EXERCISES =>
a. In the email reply about ESX storage volumes, how many VMs per store and what volume size did the writer aim for when using FC?
b. Write out the part of the email reply about ESX storage volumes that opens with the words containing "When we used" and closes with "NFS related issues.".
c. Extend the email reply about ESX storage volumes, picking up after its last sentence.

Steve,
That's really an ESX question, not storage.
Using FC, the volume design with be based on how locks are implemented in VMFS. VMWare do offer best practice numbers which, along with your VMDK sizes, will determine the optimum size of your volumes.
When we used FC, I think we aimed for 12VM's per store, and 150GB vols.
You'll obviously get potentially better dedup savings on larger volumes. Have you considered using NFS rather than FC (which uses it's own locking mechanism so the same constraints do not apply)?
Having said all that, I think SMVI generally works better with non-NFS stores; we're still having occasional issues due to NFS related issues.
Darren
On 05/03/2009 18:44, "steve klise" klises@caminomedical.org wrote:
I was always under the impression you wanted to put as many disks into an aggr, then setup the volumes inside the aggr.
Here is what we are doing, and I am just trying to see what others are doing, best practices, etc.

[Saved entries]

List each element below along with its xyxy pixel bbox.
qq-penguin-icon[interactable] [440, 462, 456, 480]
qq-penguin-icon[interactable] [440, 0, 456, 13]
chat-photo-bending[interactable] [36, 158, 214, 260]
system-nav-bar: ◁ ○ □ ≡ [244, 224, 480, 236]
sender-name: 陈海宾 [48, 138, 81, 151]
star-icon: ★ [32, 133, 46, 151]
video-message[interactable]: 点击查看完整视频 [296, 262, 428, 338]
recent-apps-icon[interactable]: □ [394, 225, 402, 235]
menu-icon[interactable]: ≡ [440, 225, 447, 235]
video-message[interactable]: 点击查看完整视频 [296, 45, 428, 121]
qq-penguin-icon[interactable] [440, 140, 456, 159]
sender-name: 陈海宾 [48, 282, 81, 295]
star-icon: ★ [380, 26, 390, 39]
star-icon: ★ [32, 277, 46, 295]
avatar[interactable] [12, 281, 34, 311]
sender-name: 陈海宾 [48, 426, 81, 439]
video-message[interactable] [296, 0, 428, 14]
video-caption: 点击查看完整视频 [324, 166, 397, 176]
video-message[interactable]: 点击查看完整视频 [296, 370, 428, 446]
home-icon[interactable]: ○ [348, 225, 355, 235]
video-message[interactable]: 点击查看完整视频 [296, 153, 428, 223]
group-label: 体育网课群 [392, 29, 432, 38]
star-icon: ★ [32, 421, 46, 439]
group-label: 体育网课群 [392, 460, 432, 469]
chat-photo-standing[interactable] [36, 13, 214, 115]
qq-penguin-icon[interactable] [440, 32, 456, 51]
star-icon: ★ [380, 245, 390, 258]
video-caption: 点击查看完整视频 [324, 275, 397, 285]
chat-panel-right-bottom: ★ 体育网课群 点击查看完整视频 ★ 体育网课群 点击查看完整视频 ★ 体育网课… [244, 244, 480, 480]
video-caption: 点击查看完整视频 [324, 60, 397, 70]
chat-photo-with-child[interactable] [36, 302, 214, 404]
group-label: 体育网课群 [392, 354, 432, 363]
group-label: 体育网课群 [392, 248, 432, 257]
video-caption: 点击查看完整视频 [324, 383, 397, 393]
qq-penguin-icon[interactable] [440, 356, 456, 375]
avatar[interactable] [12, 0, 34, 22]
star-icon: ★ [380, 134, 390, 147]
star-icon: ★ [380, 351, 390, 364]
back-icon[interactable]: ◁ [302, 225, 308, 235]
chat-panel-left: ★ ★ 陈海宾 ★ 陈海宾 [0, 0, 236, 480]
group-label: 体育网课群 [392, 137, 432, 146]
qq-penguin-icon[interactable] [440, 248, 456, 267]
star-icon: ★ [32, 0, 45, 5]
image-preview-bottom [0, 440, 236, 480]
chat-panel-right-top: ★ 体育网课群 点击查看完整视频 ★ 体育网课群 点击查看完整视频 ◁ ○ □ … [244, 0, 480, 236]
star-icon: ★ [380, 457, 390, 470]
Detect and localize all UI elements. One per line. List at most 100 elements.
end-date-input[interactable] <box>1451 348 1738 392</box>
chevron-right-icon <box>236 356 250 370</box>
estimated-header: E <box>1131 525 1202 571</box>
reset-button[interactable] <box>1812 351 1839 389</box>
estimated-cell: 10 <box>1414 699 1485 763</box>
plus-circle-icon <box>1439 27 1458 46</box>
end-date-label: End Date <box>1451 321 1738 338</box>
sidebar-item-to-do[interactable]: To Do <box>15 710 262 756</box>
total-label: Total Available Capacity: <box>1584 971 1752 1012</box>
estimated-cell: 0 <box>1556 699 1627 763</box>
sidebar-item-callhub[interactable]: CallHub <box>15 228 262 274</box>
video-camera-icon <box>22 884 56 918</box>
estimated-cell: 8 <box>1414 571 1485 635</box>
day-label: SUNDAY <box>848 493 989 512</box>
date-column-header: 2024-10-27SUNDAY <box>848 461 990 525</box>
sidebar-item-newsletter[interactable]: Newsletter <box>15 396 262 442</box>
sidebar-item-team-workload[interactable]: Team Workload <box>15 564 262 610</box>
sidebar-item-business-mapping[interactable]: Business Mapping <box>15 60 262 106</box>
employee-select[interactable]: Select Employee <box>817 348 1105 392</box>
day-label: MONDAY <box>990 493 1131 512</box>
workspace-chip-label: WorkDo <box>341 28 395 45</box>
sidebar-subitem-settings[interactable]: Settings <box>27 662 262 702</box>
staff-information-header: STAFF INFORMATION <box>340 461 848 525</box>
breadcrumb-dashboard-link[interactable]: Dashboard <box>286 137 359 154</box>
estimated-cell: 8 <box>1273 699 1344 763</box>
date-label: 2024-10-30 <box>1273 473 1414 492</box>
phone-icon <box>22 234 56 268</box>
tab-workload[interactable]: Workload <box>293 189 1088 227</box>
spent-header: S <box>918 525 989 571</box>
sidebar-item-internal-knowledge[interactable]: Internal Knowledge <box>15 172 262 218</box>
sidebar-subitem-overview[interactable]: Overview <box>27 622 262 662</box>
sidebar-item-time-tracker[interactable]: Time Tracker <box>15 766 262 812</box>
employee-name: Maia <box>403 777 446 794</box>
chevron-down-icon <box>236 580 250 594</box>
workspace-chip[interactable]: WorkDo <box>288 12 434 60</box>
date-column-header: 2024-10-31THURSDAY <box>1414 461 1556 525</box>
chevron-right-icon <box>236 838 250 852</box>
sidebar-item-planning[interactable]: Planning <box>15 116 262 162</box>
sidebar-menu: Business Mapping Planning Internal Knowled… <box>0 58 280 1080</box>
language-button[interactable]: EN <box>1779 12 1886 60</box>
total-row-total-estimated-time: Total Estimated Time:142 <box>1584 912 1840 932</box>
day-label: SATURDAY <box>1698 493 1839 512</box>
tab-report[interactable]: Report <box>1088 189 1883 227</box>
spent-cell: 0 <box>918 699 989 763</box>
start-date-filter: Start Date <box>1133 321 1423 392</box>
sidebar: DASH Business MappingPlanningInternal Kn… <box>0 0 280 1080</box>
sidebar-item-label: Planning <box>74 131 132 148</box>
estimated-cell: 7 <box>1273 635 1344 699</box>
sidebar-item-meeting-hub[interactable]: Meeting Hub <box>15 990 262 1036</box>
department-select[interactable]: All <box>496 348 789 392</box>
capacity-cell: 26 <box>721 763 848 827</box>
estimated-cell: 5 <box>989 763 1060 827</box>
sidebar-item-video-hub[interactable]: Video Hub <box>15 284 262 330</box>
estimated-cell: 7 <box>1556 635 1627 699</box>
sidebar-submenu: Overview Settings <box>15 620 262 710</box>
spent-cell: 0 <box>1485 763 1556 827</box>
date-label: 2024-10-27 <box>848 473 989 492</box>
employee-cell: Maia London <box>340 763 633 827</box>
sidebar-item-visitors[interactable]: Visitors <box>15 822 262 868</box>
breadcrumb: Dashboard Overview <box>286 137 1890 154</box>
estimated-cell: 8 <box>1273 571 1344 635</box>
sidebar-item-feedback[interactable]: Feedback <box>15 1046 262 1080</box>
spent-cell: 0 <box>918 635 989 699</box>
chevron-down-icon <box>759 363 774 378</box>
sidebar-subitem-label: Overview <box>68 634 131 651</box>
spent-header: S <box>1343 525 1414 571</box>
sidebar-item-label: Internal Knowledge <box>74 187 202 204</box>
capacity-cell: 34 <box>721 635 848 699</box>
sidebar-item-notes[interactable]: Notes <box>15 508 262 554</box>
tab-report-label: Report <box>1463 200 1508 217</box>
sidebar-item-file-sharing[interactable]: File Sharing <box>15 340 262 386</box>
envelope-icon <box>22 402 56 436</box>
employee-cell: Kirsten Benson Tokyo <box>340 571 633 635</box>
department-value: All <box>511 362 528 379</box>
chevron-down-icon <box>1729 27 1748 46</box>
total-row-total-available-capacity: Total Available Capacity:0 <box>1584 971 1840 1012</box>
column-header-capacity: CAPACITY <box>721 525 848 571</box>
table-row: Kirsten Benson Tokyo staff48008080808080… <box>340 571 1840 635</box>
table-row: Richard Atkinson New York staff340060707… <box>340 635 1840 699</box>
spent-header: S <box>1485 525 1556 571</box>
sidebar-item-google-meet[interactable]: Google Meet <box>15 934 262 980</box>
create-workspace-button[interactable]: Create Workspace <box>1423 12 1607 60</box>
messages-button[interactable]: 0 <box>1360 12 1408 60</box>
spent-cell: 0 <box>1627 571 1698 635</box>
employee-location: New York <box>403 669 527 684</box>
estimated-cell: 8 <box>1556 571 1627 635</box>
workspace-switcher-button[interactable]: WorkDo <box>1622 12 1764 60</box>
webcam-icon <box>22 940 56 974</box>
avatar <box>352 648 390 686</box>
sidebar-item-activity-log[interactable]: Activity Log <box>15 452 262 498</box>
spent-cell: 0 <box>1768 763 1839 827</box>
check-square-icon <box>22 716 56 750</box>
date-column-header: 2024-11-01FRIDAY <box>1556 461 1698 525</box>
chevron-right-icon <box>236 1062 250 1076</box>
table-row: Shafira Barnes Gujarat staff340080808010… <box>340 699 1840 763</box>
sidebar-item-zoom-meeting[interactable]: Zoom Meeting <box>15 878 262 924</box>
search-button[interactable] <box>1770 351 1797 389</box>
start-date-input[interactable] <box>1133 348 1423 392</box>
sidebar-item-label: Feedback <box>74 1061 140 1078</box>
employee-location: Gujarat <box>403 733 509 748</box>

TASK-BY-TASK ANSWERS =>
a. 12 VMs per store and 150GB volumes.

b.
When we used FC, I think we aimed for 12VM's per store, and 150GB vols.
You'll obviously get potentially better dedup savings on larger volumes. Have you considered using NFS rather than FC (which uses it's own locking mechanism so the same constraints do not apply)?
Having said all that, I think SMVI generally works better with non-NFS stores; we're still having occasional issues due to NFS related issues.

c.
We have an AGGR that we use for VMware sitting on a 6030 running 7.2.4 FCP. The aggr is ~ 9TB or so, usable and we have 1 volume that is ~ 5TB or so. We do not currenlty use SMVI (waiting for the budget to open) :) but we will use SMVI and hopefully snapmirror over to another filer. All VM's are windows (for the most part) The primary storage is still on 7.2.4, so no dedupe, or thin provisioning until we upgrade to 7.3.2 sometime this year. This is coming btw to a store near you...
Pros/cons to creating smaller/bigger volumes: potentially easier to snapmirror less dedupe % if we create smaller volumes (less vm's, less dedupe)
Is there anything wrong with creating 1 volume to 1 aggr and grow the volume to 80%? Am I missing something here?
We are thinking of reducing our snap reserve as well.
Yes, I have read the vmware best practices doc. VERY GOOD BTW.